| EXERCISE OBJECTIVE |
Return all lines where the word "this" can be found.

--- INFORMATION GIVEN ---

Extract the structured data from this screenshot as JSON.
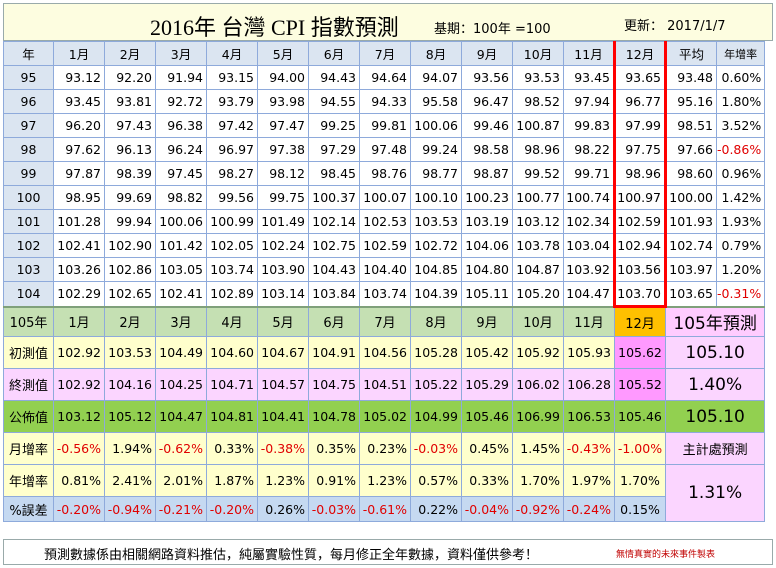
{
  "title": {
    "main": "2016年 台灣 CPI 指數預測",
    "base": "基期：100年 =100",
    "update": "更新：  2017/1/7"
  },
  "header": {
    "year": "年",
    "months": [
      "1月",
      "2月",
      "3月",
      "4月",
      "5月",
      "6月",
      "7月",
      "8月",
      "9月",
      "10月",
      "11月",
      "12月"
    ],
    "avg": "平均",
    "yoy": "年增率"
  },
  "history": [
    {
      "year": "95",
      "values": [
        "93.12",
        "92.20",
        "91.94",
        "93.15",
        "94.00",
        "94.43",
        "94.64",
        "94.07",
        "93.56",
        "93.53",
        "93.45",
        "93.65"
      ],
      "avg": "93.48",
      "yoy": "0.60%",
      "yoy_neg": false
    },
    {
      "year": "96",
      "values": [
        "93.45",
        "93.81",
        "92.72",
        "93.79",
        "93.98",
        "94.55",
        "94.33",
        "95.58",
        "96.47",
        "98.52",
        "97.94",
        "96.77"
      ],
      "avg": "95.16",
      "yoy": "1.80%",
      "yoy_neg": false
    },
    {
      "year": "97",
      "values": [
        "96.20",
        "97.43",
        "96.38",
        "97.42",
        "97.47",
        "99.25",
        "99.81",
        "100.06",
        "99.46",
        "100.87",
        "99.83",
        "97.99"
      ],
      "avg": "98.51",
      "yoy": "3.52%",
      "yoy_neg": false
    },
    {
      "year": "98",
      "values": [
        "97.62",
        "96.13",
        "96.24",
        "96.97",
        "97.38",
        "97.29",
        "97.48",
        "99.24",
        "98.58",
        "98.96",
        "98.22",
        "97.75"
      ],
      "avg": "97.66",
      "yoy": "-0.86%",
      "yoy_neg": true
    },
    {
      "year": "99",
      "values": [
        "97.87",
        "98.39",
        "97.45",
        "98.27",
        "98.12",
        "98.45",
        "98.76",
        "98.77",
        "98.87",
        "99.52",
        "99.71",
        "98.96"
      ],
      "avg": "98.60",
      "yoy": "0.96%",
      "yoy_neg": false
    },
    {
      "year": "100",
      "values": [
        "98.95",
        "99.69",
        "98.82",
        "99.56",
        "99.75",
        "100.37",
        "100.07",
        "100.10",
        "100.23",
        "100.77",
        "100.74",
        "100.97"
      ],
      "avg": "100.00",
      "yoy": "1.42%",
      "yoy_neg": false
    },
    {
      "year": "101",
      "values": [
        "101.28",
        "99.94",
        "100.06",
        "100.99",
        "101.49",
        "102.14",
        "102.53",
        "103.53",
        "103.19",
        "103.12",
        "102.34",
        "102.59"
      ],
      "avg": "101.93",
      "yoy": "1.93%",
      "yoy_neg": false
    },
    {
      "year": "102",
      "values": [
        "102.41",
        "102.90",
        "101.42",
        "102.05",
        "102.24",
        "102.75",
        "102.59",
        "102.72",
        "104.06",
        "103.78",
        "103.04",
        "102.94"
      ],
      "avg": "102.74",
      "yoy": "0.79%",
      "yoy_neg": false
    },
    {
      "year": "103",
      "values": [
        "103.26",
        "102.86",
        "103.05",
        "103.74",
        "103.90",
        "104.43",
        "104.40",
        "104.85",
        "104.80",
        "104.87",
        "103.92",
        "103.56"
      ],
      "avg": "103.97",
      "yoy": "1.20%",
      "yoy_neg": false
    },
    {
      "year": "104",
      "values": [
        "102.29",
        "102.65",
        "102.41",
        "102.89",
        "103.14",
        "103.84",
        "103.74",
        "104.39",
        "105.11",
        "105.20",
        "104.47",
        "103.70"
      ],
      "avg": "103.65",
      "yoy": "-0.31%",
      "yoy_neg": true
    }
  ],
  "forecast": {
    "year_label": "105年",
    "pred_header": "105年預測",
    "initial": {
      "label": "初測值",
      "values": [
        "102.92",
        "103.53",
        "104.49",
        "104.60",
        "104.67",
        "104.91",
        "104.56",
        "105.28",
        "105.42",
        "105.92",
        "105.93",
        "105.62"
      ],
      "summary": "105.10"
    },
    "final": {
      "label": "終測值",
      "values": [
        "102.92",
        "104.16",
        "104.25",
        "104.71",
        "104.57",
        "104.75",
        "104.51",
        "105.22",
        "105.29",
        "106.02",
        "106.28",
        "105.52"
      ],
      "summary": "1.40%"
    },
    "published": {
      "label": "公佈值",
      "values": [
        "103.12",
        "105.12",
        "104.47",
        "104.81",
        "104.41",
        "104.78",
        "105.02",
        "104.99",
        "105.46",
        "106.99",
        "106.53",
        "105.46"
      ],
      "summary": "105.10"
    },
    "monthly": {
      "label": "月增率",
      "values": [
        "-0.56%",
        "1.94%",
        "-0.62%",
        "0.33%",
        "-0.38%",
        "0.35%",
        "0.23%",
        "-0.03%",
        "0.45%",
        "1.45%",
        "-0.43%",
        "-1.00%"
      ],
      "neg": [
        true,
        false,
        true,
        false,
        true,
        false,
        false,
        true,
        false,
        false,
        true,
        true
      ],
      "summary": "主計處預測"
    },
    "annual": {
      "label": "年增率",
      "values": [
        "0.81%",
        "2.41%",
        "2.01%",
        "1.87%",
        "1.23%",
        "0.91%",
        "1.23%",
        "0.57%",
        "0.33%",
        "1.70%",
        "1.97%",
        "1.70%"
      ],
      "summary": "1.31%"
    },
    "error": {
      "label": "%誤差",
      "values": [
        "-0.20%",
        "-0.94%",
        "-0.21%",
        "-0.20%",
        "0.26%",
        "-0.03%",
        "-0.61%",
        "0.22%",
        "-0.04%",
        "-0.92%",
        "-0.24%",
        "0.15%"
      ],
      "neg": [
        true,
        true,
        true,
        true,
        false,
        true,
        true,
        false,
        true,
        true,
        true,
        false
      ]
    }
  },
  "footer": {
    "text": "預測數據係由相關網路資料推估，純屬實驗性質，每月修正全年數據，資料僅供參考！",
    "note": "無情真實的未來事件製表"
  },
  "colors": {
    "header_bg": "#dbe5f1",
    "forecast_header_bg": "#c5e0b3",
    "december_highlight": "#ffc000",
    "prediction_bg": "#fbd5ff",
    "published_bg": "#92d050",
    "yellow_bg": "#ffffcc",
    "error_bg": "#c5d9f1",
    "negative_text": "#e00000",
    "december_border": "#ff0000"
  }
}
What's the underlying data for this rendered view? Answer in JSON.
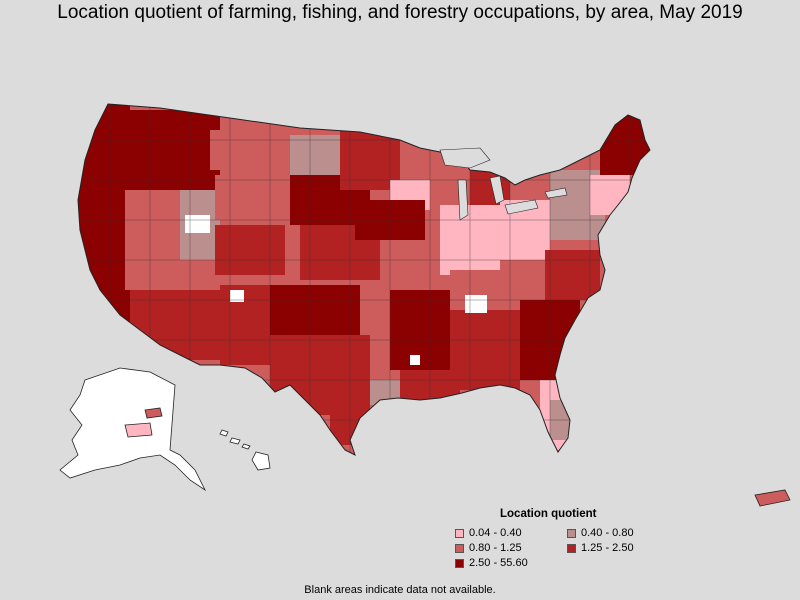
{
  "title": "Location quotient of farming, fishing, and forestry occupations, by area, May 2019",
  "legend": {
    "title": "Location quotient",
    "items": [
      {
        "label": "0.04 - 0.40",
        "color": "#ffb6c1"
      },
      {
        "label": "0.40 - 0.80",
        "color": "#bc8f8f"
      },
      {
        "label": "0.80 - 1.25",
        "color": "#cd5c5c"
      },
      {
        "label": "1.25 - 2.50",
        "color": "#b22222"
      },
      {
        "label": "2.50 - 55.60",
        "color": "#8b0000"
      }
    ]
  },
  "footnote": "Blank areas indicate data not available.",
  "colors": {
    "background": "#dcdcdc",
    "no_data": "#ffffff",
    "border": "#333333"
  }
}
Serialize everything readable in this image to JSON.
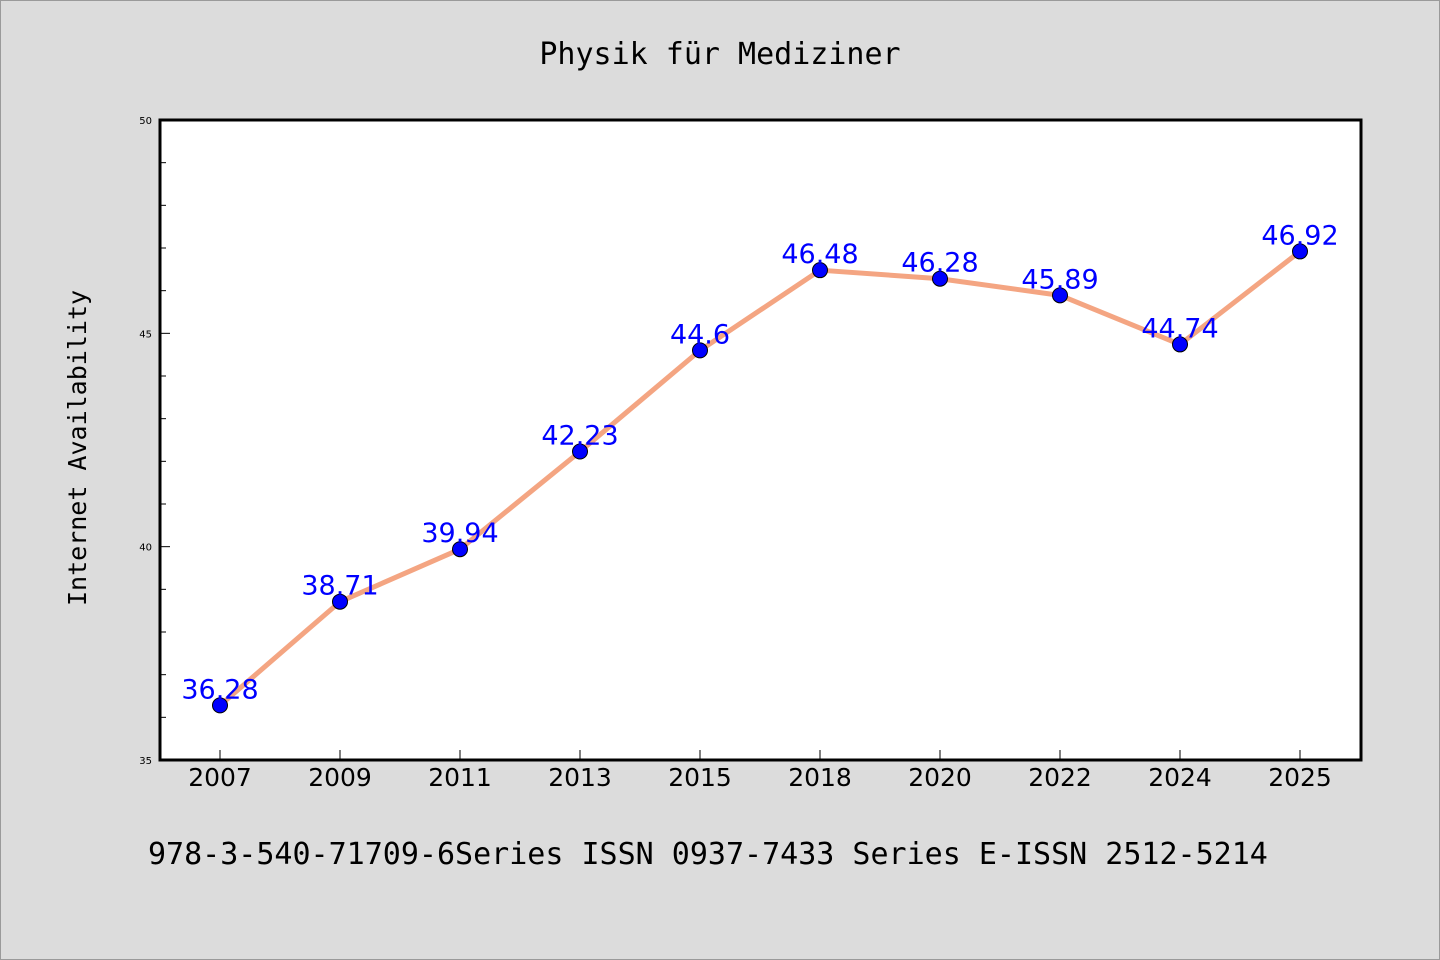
{
  "chart_data": {
    "type": "line",
    "title": "Physik für Mediziner",
    "xlabel": "",
    "ylabel": "Internet Availability",
    "categories": [
      "2007",
      "2009",
      "2011",
      "2013",
      "2015",
      "2018",
      "2020",
      "2022",
      "2024",
      "2025"
    ],
    "series": [
      {
        "values": [
          36.28,
          38.71,
          39.94,
          42.23,
          44.6,
          46.48,
          46.28,
          45.89,
          44.74,
          46.92
        ],
        "labels": [
          "36.28",
          "38.71",
          "39.94",
          "42.23",
          "44.6",
          "46.48",
          "46.28",
          "45.89",
          "44.74",
          "46.92"
        ],
        "line_color": "#f4a582",
        "marker_color": "#0000ff"
      }
    ],
    "ylim": [
      35,
      50
    ],
    "yticks": [
      "35",
      "40",
      "45",
      "50"
    ],
    "grid": false,
    "legend": "none"
  },
  "footer": {
    "text": "978-3-540-71709-6Series ISSN 0937-7433 Series E-ISSN 2512-5214"
  },
  "colors": {
    "background": "#dcdcdc",
    "plot_background": "#ffffff",
    "data_label": "#0000ff"
  }
}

---

| FINAL RESULT |
Extract the structured data from this screenshot as JSON.
What's the underlying data for this rendered view? Answer in JSON.
Serialize everything readable in this image to JSON.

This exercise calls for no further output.